■ WHAT YOU WILL DO:
1 - Translate this sentence from the commentary on Ann Romney's Mother's Day op-ed into Spanish: "As I’ve said before, that’s a moot point."
2 - Carry on the commentary on Ann Romney's Mother's Day op-ed from where it stops.

■ SOURCE EXTRACT:
** Begin **

Now, I know that sounds really bad, but the point that Up with Chris Hayes panelist and senior Daily Beast writer Michelle Goldberg was trying to make about Ann Romney‘s Mother’s Day op-ed was actually rather innocuous, or at least self-consciously amorphous. Similarly, when host Chris Hayes compared Mrs. Romney’s mom-ifesto to a “hostage video,” he meant it in the nicest possible way.
Goldberg started out discussing the GOP’s attempt to revive the Hillary Rosen controversy, in which a Democratic strategist made a perfectly legitimate point, and then, in typical Democratic Party fashion, could not stop apologizing for it (she did so again this morning, on Meet The Press). She wondered if the degree to which Republicans have milked the story had turned Ann Romney from a neutral figure into an “insufferable” one.
As I’ve said before, that’s a moot point. Ann Romney is a political spouse, so even if she went around recommending cake to starving people, any whiff of an attack on her is always going to be a net loss. That’s too bad, because after years of Democrats trying to get people to understand that motherhood is political, Ann Romney is the flesh-and-blood embodiment of that concept. As the panel later pointed out, if there’s a “War on Mothers,” it’s in the form of deep-rooted resistance to government policies that might actually help those mothers who lack the privileges that Ann Romney (through no fault or vice of her own) enjoy.

** End **

■ INFORMATION SUPPLIED:
** Begin **

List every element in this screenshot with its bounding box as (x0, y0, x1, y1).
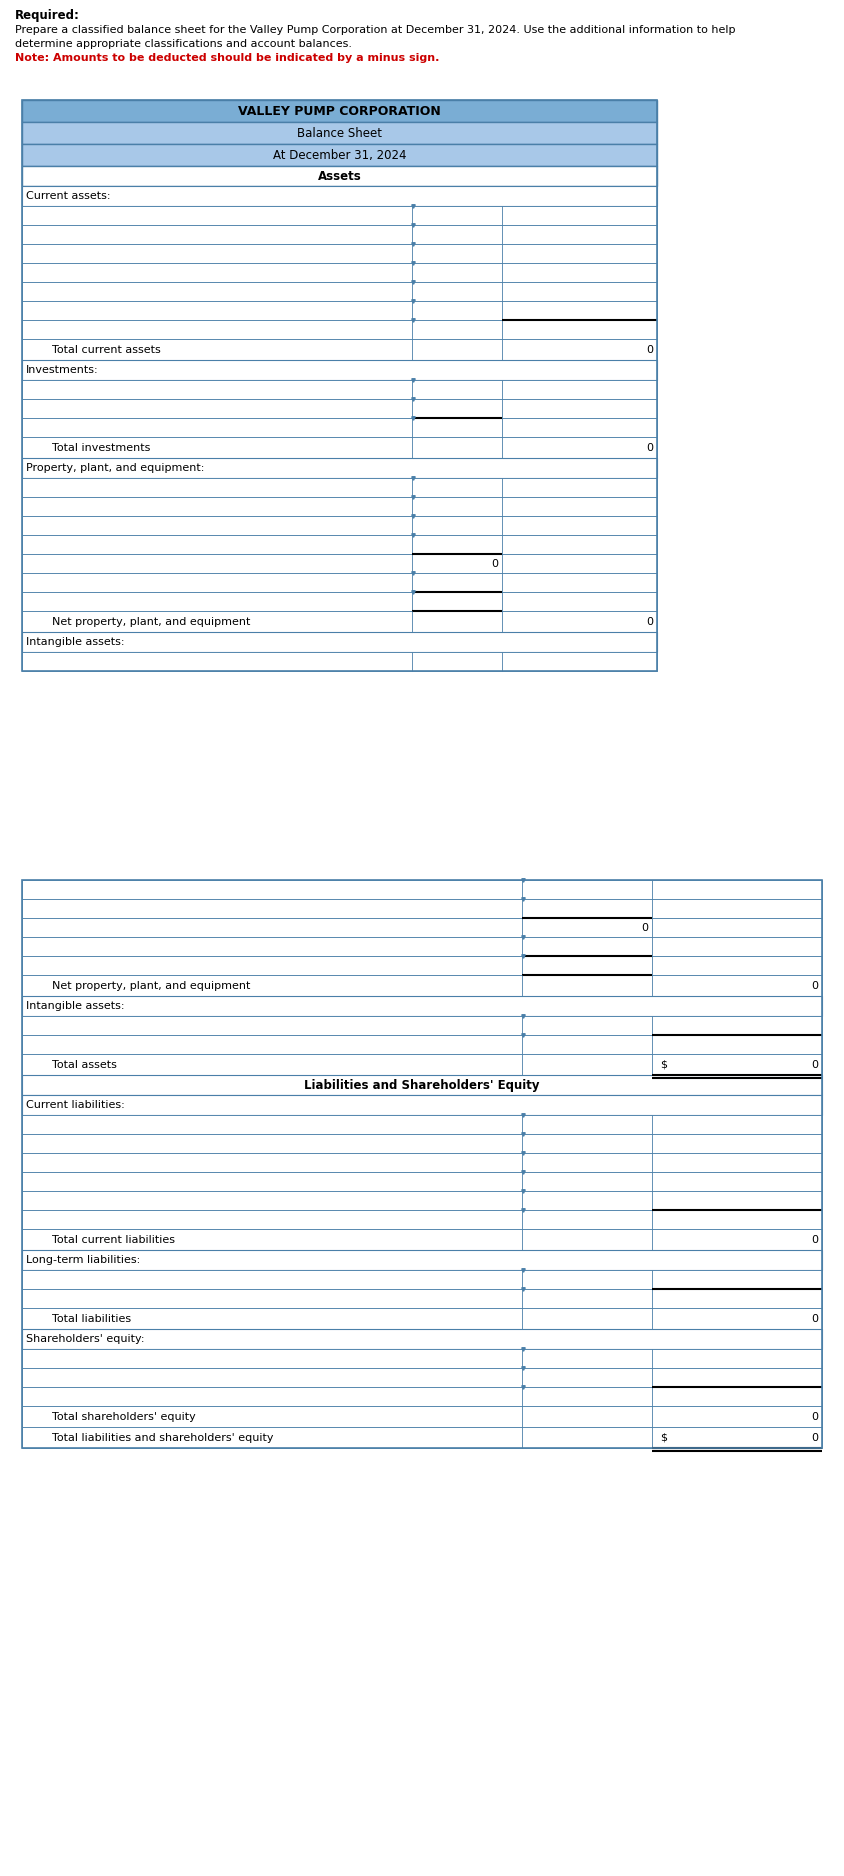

** End **

■ RESULTS OF THE TASKS:
1 - Como ya he dicho antes, esa es una cuestión irrelevante.

2 -
Even if you found Ann Romney’s politicized glee at the faux outrage that the Rosen flap incited, even if you think she’s “insufferable,” hell, even if she is insufferable, you’ll always lose by saying it out loud. That’s because, legitimately, she has a right to be all of those things, and worse (or better), because she’s not running for office. Better to focus on the guy who is.
So I had to force out a laugh when Goldberg described her unease with part of Ann Romney’s Three Seasons of Motherhood. “I found that phrase, the “crown of motherhood,” really kind of creepy,” she said, “not just because of its, like, somewhat you know — it’s kind of usually authoritarian societies that give out The Cross of Motherhood, awards for big families, Stalin did it, Hitler did it…”
It’s funny not just because you can hear millions of outraged heads exploding in advance, but because Michelle positions the Hitler thing as the second-most creepy thing about the phrase. She went on to say “It plays into this thing where we have this kind of compact in the United States where what we deny women in social support or status or economic security, we make up for in this sort of insipid, condescending praise.”
That’s an excellent point, which Hayes compares to a similar disconnect between our individual reverence for “the troops,” and policies that don’t benefit them.
If nothing else, I learned something new today. The Nazis did, indeed, give out the Mother’s Cross of Honor, while Stalin’s Soviet Union had a whole series of Motherhood Glory medals that you can own for about $600. Who knew that those “World’s Greatest Mom” mugs were an extension of fascist totalitarianism?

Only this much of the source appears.